(EXERCISE DATA)

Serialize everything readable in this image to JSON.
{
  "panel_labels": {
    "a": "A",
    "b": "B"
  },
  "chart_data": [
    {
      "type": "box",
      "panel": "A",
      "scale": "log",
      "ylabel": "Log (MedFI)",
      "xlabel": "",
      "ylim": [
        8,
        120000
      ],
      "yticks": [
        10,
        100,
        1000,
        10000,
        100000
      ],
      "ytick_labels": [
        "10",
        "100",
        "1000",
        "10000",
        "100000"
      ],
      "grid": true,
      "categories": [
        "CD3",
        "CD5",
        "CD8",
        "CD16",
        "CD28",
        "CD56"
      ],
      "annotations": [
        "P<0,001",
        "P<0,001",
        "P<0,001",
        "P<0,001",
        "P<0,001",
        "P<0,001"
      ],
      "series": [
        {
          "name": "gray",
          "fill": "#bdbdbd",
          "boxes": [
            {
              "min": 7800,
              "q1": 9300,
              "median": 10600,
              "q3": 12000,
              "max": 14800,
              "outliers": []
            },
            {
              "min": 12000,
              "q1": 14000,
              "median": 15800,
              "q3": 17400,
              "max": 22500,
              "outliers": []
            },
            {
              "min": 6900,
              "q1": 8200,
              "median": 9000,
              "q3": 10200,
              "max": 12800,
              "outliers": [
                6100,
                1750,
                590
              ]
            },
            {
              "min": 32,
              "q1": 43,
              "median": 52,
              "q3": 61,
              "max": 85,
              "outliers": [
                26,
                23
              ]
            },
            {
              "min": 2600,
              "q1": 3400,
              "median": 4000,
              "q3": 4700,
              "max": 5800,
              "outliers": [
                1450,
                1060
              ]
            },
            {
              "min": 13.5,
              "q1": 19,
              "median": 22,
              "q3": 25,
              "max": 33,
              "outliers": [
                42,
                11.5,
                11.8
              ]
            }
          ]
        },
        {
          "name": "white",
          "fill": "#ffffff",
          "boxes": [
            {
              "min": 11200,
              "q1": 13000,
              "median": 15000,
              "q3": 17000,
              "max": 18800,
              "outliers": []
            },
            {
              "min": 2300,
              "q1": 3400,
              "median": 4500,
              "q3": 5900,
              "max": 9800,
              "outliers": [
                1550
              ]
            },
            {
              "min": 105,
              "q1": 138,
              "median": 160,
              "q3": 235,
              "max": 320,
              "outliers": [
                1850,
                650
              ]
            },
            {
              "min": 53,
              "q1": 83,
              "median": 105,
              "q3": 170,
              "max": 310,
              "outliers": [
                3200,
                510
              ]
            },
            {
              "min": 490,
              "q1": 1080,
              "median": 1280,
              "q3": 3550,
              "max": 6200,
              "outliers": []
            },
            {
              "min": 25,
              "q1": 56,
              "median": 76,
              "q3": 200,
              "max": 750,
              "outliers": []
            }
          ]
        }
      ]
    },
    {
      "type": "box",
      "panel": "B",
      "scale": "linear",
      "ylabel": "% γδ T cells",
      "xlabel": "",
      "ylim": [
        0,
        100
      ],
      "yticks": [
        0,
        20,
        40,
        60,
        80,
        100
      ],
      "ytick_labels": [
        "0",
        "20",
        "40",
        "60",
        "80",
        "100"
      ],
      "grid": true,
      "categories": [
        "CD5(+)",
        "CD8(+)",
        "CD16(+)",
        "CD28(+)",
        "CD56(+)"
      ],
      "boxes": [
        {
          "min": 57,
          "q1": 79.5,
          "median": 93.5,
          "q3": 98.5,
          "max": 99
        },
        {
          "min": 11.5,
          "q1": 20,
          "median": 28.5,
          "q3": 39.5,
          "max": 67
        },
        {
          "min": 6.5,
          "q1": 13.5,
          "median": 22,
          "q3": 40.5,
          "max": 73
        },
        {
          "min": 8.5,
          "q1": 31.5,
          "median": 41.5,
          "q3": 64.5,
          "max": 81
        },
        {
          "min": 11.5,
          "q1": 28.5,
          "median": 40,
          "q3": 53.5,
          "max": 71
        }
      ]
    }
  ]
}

(End EXERCISE DATA)

**PROBLEM:** Set down every entry again, exactly as written.

**THE ANSWER:**
Serialize everything readable in this image to JSON.
{
  "panel_labels": {
    "a": "A",
    "b": "B"
  },
  "chart_data": [
    {
      "type": "box",
      "panel": "A",
      "scale": "log",
      "ylabel": "Log (MedFI)",
      "xlabel": "",
      "ylim": [
        8,
        120000
      ],
      "yticks": [
        10,
        100,
        1000,
        10000,
        100000
      ],
      "ytick_labels": [
        "10",
        "100",
        "1000",
        "10000",
        "100000"
      ],
      "grid": true,
      "categories": [
        "CD3",
        "CD5",
        "CD8",
        "CD16",
        "CD28",
        "CD56"
      ],
      "annotations": [
        "P<0,001",
        "P<0,001",
        "P<0,001",
        "P<0,001",
        "P<0,001",
        "P<0,001"
      ],
      "series": [
        {
          "name": "gray",
          "fill": "#bdbdbd",
          "boxes": [
            {
              "min": 7800,
              "q1": 9300,
              "median": 10600,
              "q3": 12000,
              "max": 14800,
              "outliers": []
            },
            {
              "min": 12000,
              "q1": 14000,
              "median": 15800,
              "q3": 17400,
              "max": 22500,
              "outliers": []
            },
            {
              "min": 6900,
              "q1": 8200,
              "median": 9000,
              "q3": 10200,
              "max": 12800,
              "outliers": [
                6100,
                1750,
                590
              ]
            },
            {
              "min": 32,
              "q1": 43,
              "median": 52,
              "q3": 61,
              "max": 85,
              "outliers": [
                26,
                23
              ]
            },
            {
              "min": 2600,
              "q1": 3400,
              "median": 4000,
              "q3": 4700,
              "max": 5800,
              "outliers": [
                1450,
                1060
              ]
            },
            {
              "min": 13.5,
              "q1": 19,
              "median": 22,
              "q3": 25,
              "max": 33,
              "outliers": [
                42,
                11.5,
                11.8
              ]
            }
          ]
        },
        {
          "name": "white",
          "fill": "#ffffff",
          "boxes": [
            {
              "min": 11200,
              "q1": 13000,
              "median": 15000,
              "q3": 17000,
              "max": 18800,
              "outliers": []
            },
            {
              "min": 2300,
              "q1": 3400,
              "median": 4500,
              "q3": 5900,
              "max": 9800,
              "outliers": [
                1550
              ]
            },
            {
              "min": 105,
              "q1": 138,
              "median": 160,
              "q3": 235,
              "max": 320,
              "outliers": [
                1850,
                650
              ]
            },
            {
              "min": 53,
              "q1": 83,
              "median": 105,
              "q3": 170,
              "max": 310,
              "outliers": [
                3200,
                510
              ]
            },
            {
              "min": 490,
              "q1": 1080,
              "median": 1280,
              "q3": 3550,
              "max": 6200,
              "outliers": []
            },
            {
              "min": 25,
              "q1": 56,
              "median": 76,
              "q3": 200,
              "max": 750,
              "outliers": []
            }
          ]
        }
      ]
    },
    {
      "type": "box",
      "panel": "B",
      "scale": "linear",
      "ylabel": "% γδ T cells",
      "xlabel": "",
      "ylim": [
        0,
        100
      ],
      "yticks": [
        0,
        20,
        40,
        60,
        80,
        100
      ],
      "ytick_labels": [
        "0",
        "20",
        "40",
        "60",
        "80",
        "100"
      ],
      "grid": true,
      "categories": [
        "CD5(+)",
        "CD8(+)",
        "CD16(+)",
        "CD28(+)",
        "CD56(+)"
      ],
      "boxes": [
        {
          "min": 57,
          "q1": 79.5,
          "median": 93.5,
          "q3": 98.5,
          "max": 99
        },
        {
          "min": 11.5,
          "q1": 20,
          "median": 28.5,
          "q3": 39.5,
          "max": 67
        },
        {
          "min": 6.5,
          "q1": 13.5,
          "median": 22,
          "q3": 40.5,
          "max": 73
        },
        {
          "min": 8.5,
          "q1": 31.5,
          "median": 41.5,
          "q3": 64.5,
          "max": 81
        },
        {
          "min": 11.5,
          "q1": 28.5,
          "median": 40,
          "q3": 53.5,
          "max": 71
        }
      ]
    }
  ]
}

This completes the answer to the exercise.